** START Information provided **
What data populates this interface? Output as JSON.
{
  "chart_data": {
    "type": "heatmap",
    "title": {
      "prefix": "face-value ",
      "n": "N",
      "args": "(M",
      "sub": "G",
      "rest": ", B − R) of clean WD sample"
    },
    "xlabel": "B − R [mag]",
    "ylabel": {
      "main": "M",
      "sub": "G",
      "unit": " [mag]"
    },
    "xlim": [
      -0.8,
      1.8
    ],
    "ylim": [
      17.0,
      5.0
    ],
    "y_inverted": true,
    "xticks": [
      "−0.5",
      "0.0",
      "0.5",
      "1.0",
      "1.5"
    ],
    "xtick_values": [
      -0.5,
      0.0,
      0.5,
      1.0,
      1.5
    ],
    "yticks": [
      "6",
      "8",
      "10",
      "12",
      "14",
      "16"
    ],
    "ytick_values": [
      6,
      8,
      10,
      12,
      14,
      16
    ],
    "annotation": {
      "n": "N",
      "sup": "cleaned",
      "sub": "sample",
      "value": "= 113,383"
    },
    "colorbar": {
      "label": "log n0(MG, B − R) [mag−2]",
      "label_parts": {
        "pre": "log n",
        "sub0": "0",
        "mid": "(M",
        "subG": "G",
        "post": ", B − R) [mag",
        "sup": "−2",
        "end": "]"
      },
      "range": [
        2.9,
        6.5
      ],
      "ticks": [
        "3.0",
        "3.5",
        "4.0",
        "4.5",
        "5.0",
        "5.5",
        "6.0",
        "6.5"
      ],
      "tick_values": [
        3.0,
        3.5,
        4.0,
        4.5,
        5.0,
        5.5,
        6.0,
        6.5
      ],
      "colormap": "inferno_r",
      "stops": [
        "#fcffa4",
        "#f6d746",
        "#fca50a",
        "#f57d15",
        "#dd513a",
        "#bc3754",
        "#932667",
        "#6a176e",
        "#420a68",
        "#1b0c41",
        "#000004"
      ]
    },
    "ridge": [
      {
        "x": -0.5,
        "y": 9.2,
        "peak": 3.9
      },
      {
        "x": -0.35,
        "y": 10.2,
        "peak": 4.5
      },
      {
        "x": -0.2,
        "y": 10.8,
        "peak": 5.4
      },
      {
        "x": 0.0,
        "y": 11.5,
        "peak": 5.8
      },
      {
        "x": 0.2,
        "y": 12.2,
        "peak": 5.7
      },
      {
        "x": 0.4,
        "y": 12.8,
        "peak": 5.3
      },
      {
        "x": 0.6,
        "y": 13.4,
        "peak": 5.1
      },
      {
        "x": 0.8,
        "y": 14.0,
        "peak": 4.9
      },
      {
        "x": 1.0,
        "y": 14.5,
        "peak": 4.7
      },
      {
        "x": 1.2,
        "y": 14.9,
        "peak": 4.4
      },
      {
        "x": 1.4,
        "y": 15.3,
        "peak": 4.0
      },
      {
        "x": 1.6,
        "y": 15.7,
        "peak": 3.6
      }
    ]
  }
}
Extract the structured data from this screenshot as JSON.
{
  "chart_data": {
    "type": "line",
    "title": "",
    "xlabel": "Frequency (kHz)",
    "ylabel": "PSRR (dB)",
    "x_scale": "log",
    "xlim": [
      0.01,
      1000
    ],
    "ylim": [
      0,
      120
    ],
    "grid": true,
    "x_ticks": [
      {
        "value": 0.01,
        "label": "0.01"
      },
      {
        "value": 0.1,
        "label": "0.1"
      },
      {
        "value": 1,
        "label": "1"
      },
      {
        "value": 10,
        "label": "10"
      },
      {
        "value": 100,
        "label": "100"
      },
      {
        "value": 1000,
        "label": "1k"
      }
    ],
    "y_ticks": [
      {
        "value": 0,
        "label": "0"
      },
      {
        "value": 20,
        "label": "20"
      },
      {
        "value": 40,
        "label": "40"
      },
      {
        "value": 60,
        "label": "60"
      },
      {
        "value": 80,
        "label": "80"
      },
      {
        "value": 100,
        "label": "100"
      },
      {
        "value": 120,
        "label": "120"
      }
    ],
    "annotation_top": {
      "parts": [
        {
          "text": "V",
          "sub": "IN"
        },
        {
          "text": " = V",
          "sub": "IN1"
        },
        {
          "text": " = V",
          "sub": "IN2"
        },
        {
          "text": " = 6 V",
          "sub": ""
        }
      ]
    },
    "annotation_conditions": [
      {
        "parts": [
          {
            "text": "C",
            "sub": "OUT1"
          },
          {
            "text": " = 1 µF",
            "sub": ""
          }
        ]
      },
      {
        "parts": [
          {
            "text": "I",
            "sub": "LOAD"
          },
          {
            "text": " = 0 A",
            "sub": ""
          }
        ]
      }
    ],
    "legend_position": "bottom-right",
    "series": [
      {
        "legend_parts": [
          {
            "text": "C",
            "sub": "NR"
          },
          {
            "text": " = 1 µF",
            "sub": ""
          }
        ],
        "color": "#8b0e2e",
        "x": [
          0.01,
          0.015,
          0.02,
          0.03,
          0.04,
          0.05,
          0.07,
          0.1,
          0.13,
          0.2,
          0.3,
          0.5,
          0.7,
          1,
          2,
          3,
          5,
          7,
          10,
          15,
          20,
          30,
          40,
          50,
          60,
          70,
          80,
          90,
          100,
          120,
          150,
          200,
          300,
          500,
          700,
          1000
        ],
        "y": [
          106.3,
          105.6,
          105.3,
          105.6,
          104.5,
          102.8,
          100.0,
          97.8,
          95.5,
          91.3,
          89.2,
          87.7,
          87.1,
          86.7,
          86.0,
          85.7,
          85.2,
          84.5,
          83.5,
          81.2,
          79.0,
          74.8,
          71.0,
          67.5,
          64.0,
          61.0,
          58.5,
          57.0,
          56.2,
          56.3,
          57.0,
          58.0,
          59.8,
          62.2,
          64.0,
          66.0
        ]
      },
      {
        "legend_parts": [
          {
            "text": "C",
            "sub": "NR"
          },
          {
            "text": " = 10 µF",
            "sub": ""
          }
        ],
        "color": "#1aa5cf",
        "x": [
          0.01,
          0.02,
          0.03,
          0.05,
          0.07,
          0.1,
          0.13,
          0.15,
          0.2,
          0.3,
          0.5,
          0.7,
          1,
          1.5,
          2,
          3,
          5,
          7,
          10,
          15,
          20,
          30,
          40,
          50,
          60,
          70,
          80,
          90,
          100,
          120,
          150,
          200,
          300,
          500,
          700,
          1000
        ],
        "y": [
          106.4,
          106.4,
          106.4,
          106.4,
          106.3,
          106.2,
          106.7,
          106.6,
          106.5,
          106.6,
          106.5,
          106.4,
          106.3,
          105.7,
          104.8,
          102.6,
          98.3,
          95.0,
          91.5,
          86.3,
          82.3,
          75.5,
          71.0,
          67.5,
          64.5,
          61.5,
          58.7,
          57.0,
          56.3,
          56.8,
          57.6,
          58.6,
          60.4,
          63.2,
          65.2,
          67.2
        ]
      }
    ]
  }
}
** END Information provided **
### [The request]
Pull out all lines containing "this".

### [Response below]
What data populates this interface? Output as JSON.
Extract the structured data from this screenshot as JSON.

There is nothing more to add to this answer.